--- Start Entries provided ---

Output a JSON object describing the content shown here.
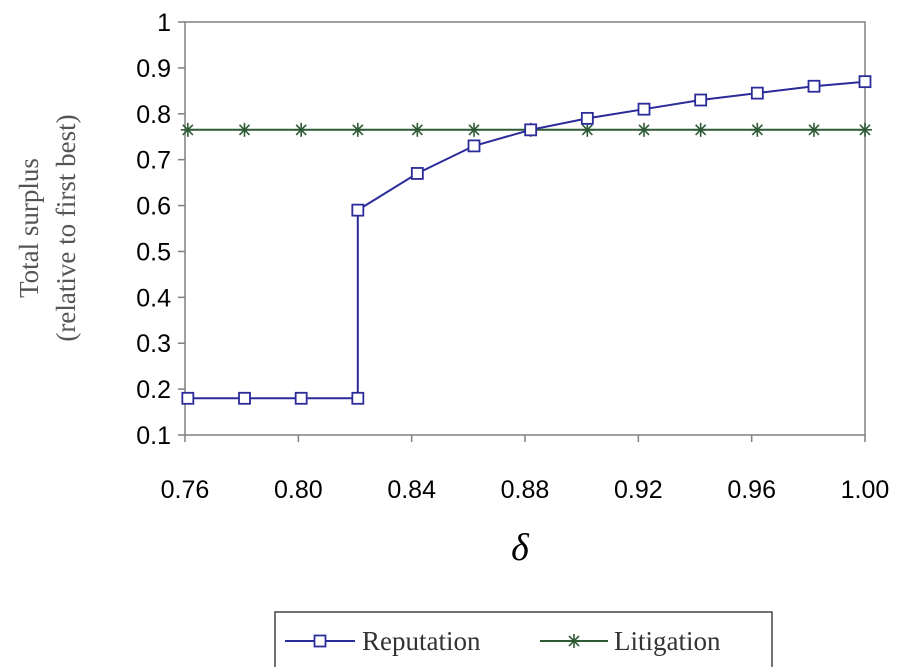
{
  "chart_data": {
    "type": "line",
    "title": "",
    "xlabel": "δ",
    "ylabel_line1": "Total surplus",
    "ylabel_line2": "(relative to first best)",
    "xlim": [
      0.76,
      1.0
    ],
    "ylim": [
      0.1,
      1.0
    ],
    "x_ticks": [
      "0.76",
      "0.80",
      "0.84",
      "0.88",
      "0.92",
      "0.96",
      "1.00"
    ],
    "y_ticks": [
      "0.1",
      "0.2",
      "0.3",
      "0.4",
      "0.5",
      "0.6",
      "0.7",
      "0.8",
      "0.9",
      "1"
    ],
    "legend_position": "bottom",
    "grid": false,
    "series": [
      {
        "name": "Reputation",
        "color": "#2b2b9a",
        "marker": "square",
        "x": [
          0.761,
          0.781,
          0.801,
          0.821,
          0.821,
          0.842,
          0.862,
          0.882,
          0.902,
          0.922,
          0.942,
          0.962,
          0.982,
          1.0
        ],
        "y": [
          0.18,
          0.18,
          0.18,
          0.18,
          0.59,
          0.67,
          0.73,
          0.765,
          0.79,
          0.81,
          0.83,
          0.845,
          0.86,
          0.87
        ]
      },
      {
        "name": "Litigation",
        "color": "#2e5a36",
        "marker": "asterisk",
        "x": [
          0.761,
          0.781,
          0.801,
          0.821,
          0.842,
          0.862,
          0.882,
          0.902,
          0.922,
          0.942,
          0.962,
          0.982,
          1.0
        ],
        "y": [
          0.765,
          0.765,
          0.765,
          0.765,
          0.765,
          0.765,
          0.765,
          0.765,
          0.765,
          0.765,
          0.765,
          0.765,
          0.765
        ]
      }
    ]
  }
}
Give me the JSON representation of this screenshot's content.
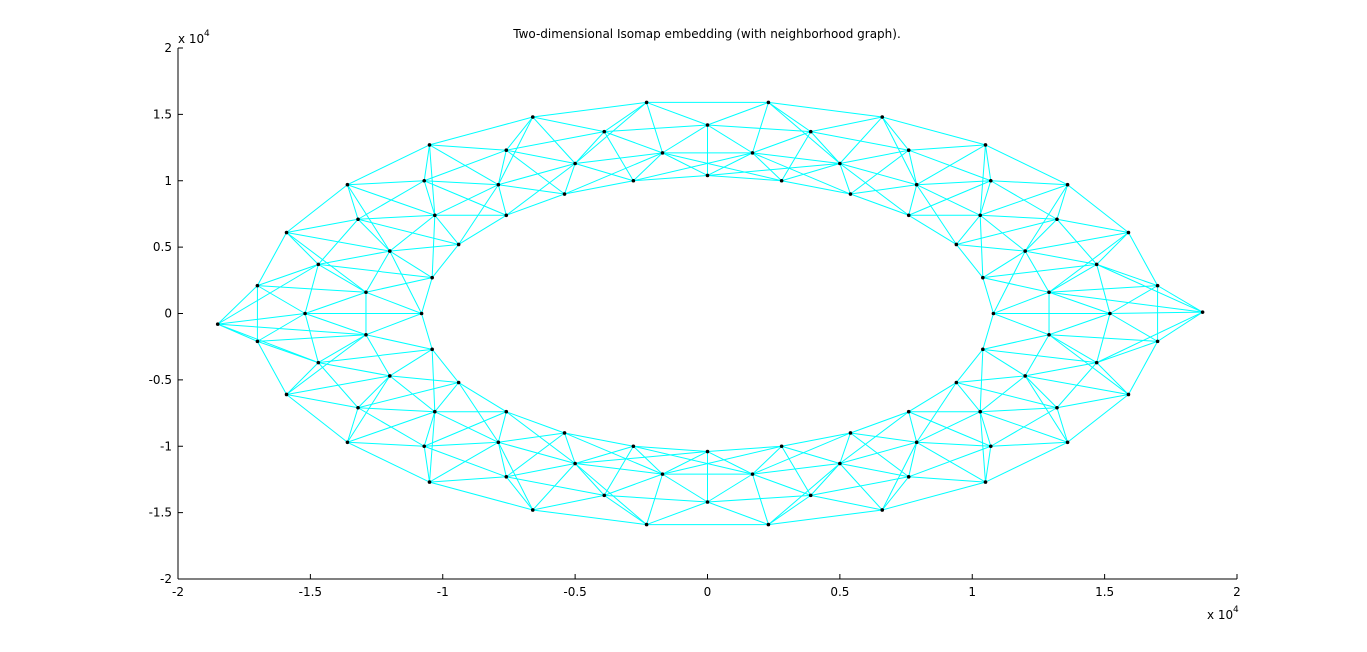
{
  "chart_data": {
    "type": "network-scatter",
    "title": "Two-dimensional Isomap embedding (with neighborhood graph).",
    "x_multiplier": {
      "base": "x 10",
      "power": "4"
    },
    "y_multiplier": {
      "base": "x 10",
      "power": "4"
    },
    "xlim": [
      -2,
      2
    ],
    "ylim": [
      -2,
      2
    ],
    "xticks": [
      -2,
      -1.5,
      -1,
      -0.5,
      0,
      0.5,
      1,
      1.5,
      2
    ],
    "yticks": [
      -2,
      -1.5,
      -1,
      -0.5,
      0,
      0.5,
      1,
      1.5,
      2
    ],
    "color": "#000000",
    "edge_color": "#00ffff",
    "x": [
      1.08,
      1.04,
      0.94,
      0.76,
      0.54,
      0.28,
      0,
      -0.28,
      -0.54,
      -0.76,
      -0.94,
      -1.04,
      -1.08,
      -1.04,
      -0.94,
      -0.76,
      -0.54,
      -0.28,
      0,
      0.28,
      0.54,
      0.76,
      0.94,
      1.04,
      1.29,
      1.2,
      1.03,
      0.79,
      0.5,
      0.17,
      -0.17,
      -0.5,
      -0.79,
      -1.03,
      -1.2,
      -1.29,
      -1.29,
      -1.2,
      -1.03,
      -0.79,
      -0.5,
      -0.17,
      0.17,
      0.5,
      0.79,
      1.03,
      1.2,
      1.29,
      1.52,
      1.47,
      1.32,
      1.07,
      0.76,
      0.39,
      0,
      -0.39,
      -0.76,
      -1.07,
      -1.32,
      -1.47,
      -1.52,
      -1.47,
      -1.32,
      -1.07,
      -0.76,
      -0.39,
      0,
      0.39,
      0.76,
      1.07,
      1.32,
      1.47,
      1.7,
      1.59,
      1.36,
      1.05,
      0.66,
      0.23,
      -0.23,
      -0.66,
      -1.05,
      -1.36,
      -1.59,
      -1.7,
      -1.7,
      -1.59,
      -1.36,
      -1.05,
      -0.66,
      -0.23,
      0.23,
      0.66,
      1.05,
      1.36,
      1.59,
      1.7,
      1.87,
      -1.85
    ],
    "y": [
      0,
      0.27,
      0.52,
      0.74,
      0.9,
      1.0,
      1.04,
      1.0,
      0.9,
      0.74,
      0.52,
      0.27,
      0,
      -0.27,
      -0.52,
      -0.74,
      -0.9,
      -1.0,
      -1.04,
      -1.0,
      -0.9,
      -0.74,
      -0.52,
      -0.27,
      0.16,
      0.47,
      0.74,
      0.97,
      1.13,
      1.21,
      1.21,
      1.13,
      0.97,
      0.74,
      0.47,
      0.16,
      -0.16,
      -0.47,
      -0.74,
      -0.97,
      -1.13,
      -1.21,
      -1.21,
      -1.13,
      -0.97,
      -0.74,
      -0.47,
      -0.16,
      0,
      0.37,
      0.71,
      1.0,
      1.23,
      1.37,
      1.42,
      1.37,
      1.23,
      1.0,
      0.71,
      0.37,
      0,
      -0.37,
      -0.71,
      -1.0,
      -1.23,
      -1.37,
      -1.42,
      -1.37,
      -1.23,
      -1.0,
      -0.71,
      -0.37,
      0.21,
      0.61,
      0.97,
      1.27,
      1.48,
      1.59,
      1.59,
      1.48,
      1.27,
      0.97,
      0.61,
      0.21,
      -0.21,
      -0.61,
      -0.97,
      -1.27,
      -1.48,
      -1.59,
      -1.59,
      -1.48,
      -1.27,
      -0.97,
      -0.61,
      -0.21,
      0.01,
      -0.08
    ]
  }
}
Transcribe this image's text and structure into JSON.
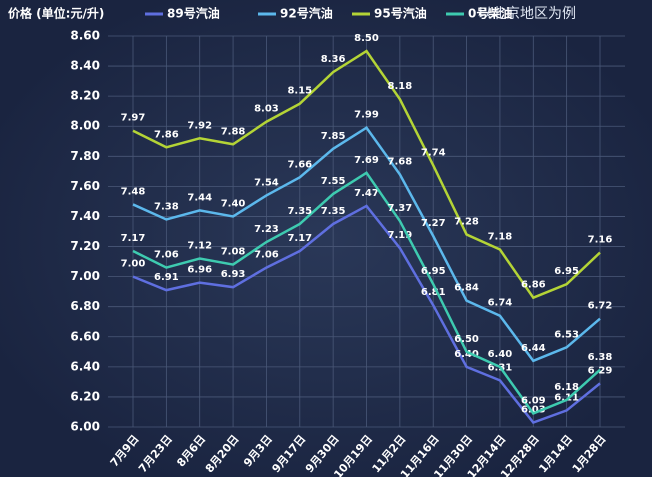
{
  "chart_data": {
    "type": "line",
    "title": "价格 (单位:元/升)",
    "note": "以北京地区为例",
    "categories": [
      "7月9日",
      "7月23日",
      "8月6日",
      "8月20日",
      "9月3日",
      "9月17日",
      "9月30日",
      "10月19日",
      "11月2日",
      "11月16日",
      "11月30日",
      "12月14日",
      "12月28日",
      "1月14日",
      "1月28日"
    ],
    "series": [
      {
        "name": "89号汽油",
        "color": "#5f6fe0",
        "values": [
          7.0,
          6.91,
          6.96,
          6.93,
          7.06,
          7.17,
          7.35,
          7.47,
          7.19,
          6.81,
          6.4,
          6.31,
          6.03,
          6.11,
          6.29
        ],
        "value_labels": [
          "7.00",
          "6.91",
          "6.96",
          "6.93",
          "7.06",
          "7.17",
          "7.35",
          "7.47",
          "7.19",
          "6.81",
          "6.40",
          "6.31",
          "6.03",
          "6.11",
          "6.29"
        ]
      },
      {
        "name": "92号汽油",
        "color": "#5cb8ec",
        "values": [
          7.48,
          7.38,
          7.44,
          7.4,
          7.54,
          7.66,
          7.85,
          7.99,
          7.68,
          7.27,
          6.84,
          6.74,
          6.44,
          6.53,
          6.72
        ],
        "value_labels": [
          "7.48",
          "7.38",
          "7.44",
          "7.40",
          "7.54",
          "7.66",
          "7.85",
          "7.99",
          "7.68",
          "7.27",
          "6.84",
          "6.74",
          "6.44",
          "6.53",
          "6.72"
        ]
      },
      {
        "name": "95号汽油",
        "color": "#b4d436",
        "values": [
          7.97,
          7.86,
          7.92,
          7.88,
          8.03,
          8.15,
          8.36,
          8.5,
          8.18,
          7.74,
          7.28,
          7.18,
          6.86,
          6.95,
          7.16
        ],
        "value_labels": [
          "7.97",
          "7.86",
          "7.92",
          "7.88",
          "8.03",
          "8.15",
          "8.36",
          "8.50",
          "8.18",
          "7.74",
          "7.28",
          "7.18",
          "6.86",
          "6.95",
          "7.16"
        ]
      },
      {
        "name": "0号柴油",
        "color": "#3ecbb0",
        "values": [
          7.17,
          7.06,
          7.12,
          7.08,
          7.23,
          7.35,
          7.55,
          7.69,
          7.37,
          6.95,
          6.5,
          6.4,
          6.09,
          6.18,
          6.38
        ],
        "value_labels": [
          "7.17",
          "7.06",
          "7.12",
          "7.08",
          "7.23",
          "7.35",
          "7.55",
          "7.69",
          "7.37",
          "6.95",
          "6.50",
          "6.40",
          "6.09",
          "6.18",
          "6.38"
        ]
      }
    ],
    "ylim": [
      6.0,
      8.6
    ],
    "yticks": [
      {
        "value": 6.0,
        "label": "6.00"
      },
      {
        "value": 6.2,
        "label": "6.20"
      },
      {
        "value": 6.4,
        "label": "6.40"
      },
      {
        "value": 6.6,
        "label": "6.60"
      },
      {
        "value": 6.8,
        "label": "6.80"
      },
      {
        "value": 7.0,
        "label": "7.00"
      },
      {
        "value": 7.2,
        "label": "7.20"
      },
      {
        "value": 7.4,
        "label": "7.40"
      },
      {
        "value": 7.6,
        "label": "7.60"
      },
      {
        "value": 7.8,
        "label": "7.80"
      },
      {
        "value": 8.0,
        "label": "8.00"
      },
      {
        "value": 8.2,
        "label": "8.20"
      },
      {
        "value": 8.4,
        "label": "8.40"
      },
      {
        "value": 8.6,
        "label": "8.60"
      }
    ],
    "grid": true
  }
}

--- End Entries provided ---

■ **Work to do**: Pick out every line above that contains the word "JSON" and copy it.

■ **Task response**:
Output a JSON object describing the content shown here.
Give me the JSON representation of this screenshot's content.
Transcribe this image's text and structure into JSON.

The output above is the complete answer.